··· Records shown

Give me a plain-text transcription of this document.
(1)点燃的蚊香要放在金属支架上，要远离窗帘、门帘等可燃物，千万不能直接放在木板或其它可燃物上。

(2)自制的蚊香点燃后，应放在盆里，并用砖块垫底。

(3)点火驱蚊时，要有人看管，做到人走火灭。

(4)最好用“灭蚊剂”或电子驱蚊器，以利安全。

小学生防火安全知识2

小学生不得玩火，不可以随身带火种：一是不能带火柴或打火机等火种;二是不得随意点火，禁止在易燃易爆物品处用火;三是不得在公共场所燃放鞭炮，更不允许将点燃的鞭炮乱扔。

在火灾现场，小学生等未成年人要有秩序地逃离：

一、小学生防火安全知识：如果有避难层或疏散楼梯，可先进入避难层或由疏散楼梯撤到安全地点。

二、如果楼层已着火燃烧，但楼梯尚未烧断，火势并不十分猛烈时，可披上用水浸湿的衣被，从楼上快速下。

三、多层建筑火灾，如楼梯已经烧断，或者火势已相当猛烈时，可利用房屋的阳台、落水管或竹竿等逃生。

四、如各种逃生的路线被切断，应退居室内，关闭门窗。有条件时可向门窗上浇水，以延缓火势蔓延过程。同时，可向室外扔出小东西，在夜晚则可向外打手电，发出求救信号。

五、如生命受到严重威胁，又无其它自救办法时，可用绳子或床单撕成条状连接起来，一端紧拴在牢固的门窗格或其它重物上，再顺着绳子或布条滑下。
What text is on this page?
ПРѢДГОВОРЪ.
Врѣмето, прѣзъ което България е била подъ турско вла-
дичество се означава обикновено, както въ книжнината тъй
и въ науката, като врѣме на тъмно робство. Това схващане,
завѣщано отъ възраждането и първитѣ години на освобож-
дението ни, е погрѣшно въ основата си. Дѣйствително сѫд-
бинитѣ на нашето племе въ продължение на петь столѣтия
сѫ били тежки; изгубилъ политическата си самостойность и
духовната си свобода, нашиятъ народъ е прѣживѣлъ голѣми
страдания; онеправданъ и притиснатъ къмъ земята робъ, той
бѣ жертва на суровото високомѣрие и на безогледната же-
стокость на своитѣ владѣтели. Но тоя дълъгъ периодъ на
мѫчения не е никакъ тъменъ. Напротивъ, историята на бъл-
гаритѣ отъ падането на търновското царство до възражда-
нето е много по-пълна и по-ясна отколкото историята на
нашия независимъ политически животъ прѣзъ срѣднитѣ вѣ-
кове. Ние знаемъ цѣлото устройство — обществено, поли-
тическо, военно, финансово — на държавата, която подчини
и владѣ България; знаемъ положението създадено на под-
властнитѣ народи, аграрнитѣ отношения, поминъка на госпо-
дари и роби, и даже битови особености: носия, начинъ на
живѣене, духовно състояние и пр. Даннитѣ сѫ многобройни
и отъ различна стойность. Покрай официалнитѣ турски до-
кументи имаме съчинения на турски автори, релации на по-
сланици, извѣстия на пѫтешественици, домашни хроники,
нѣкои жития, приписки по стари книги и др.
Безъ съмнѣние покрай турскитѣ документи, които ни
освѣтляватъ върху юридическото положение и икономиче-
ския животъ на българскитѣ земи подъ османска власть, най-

······

Every line of the listing that holds "знаемъ" should be found and copied.

- [Reply to the task]
кове. Ние знаемъ цѣлото устройство — обществено, поли-
и владѣ България; знаемъ положението създадено на под-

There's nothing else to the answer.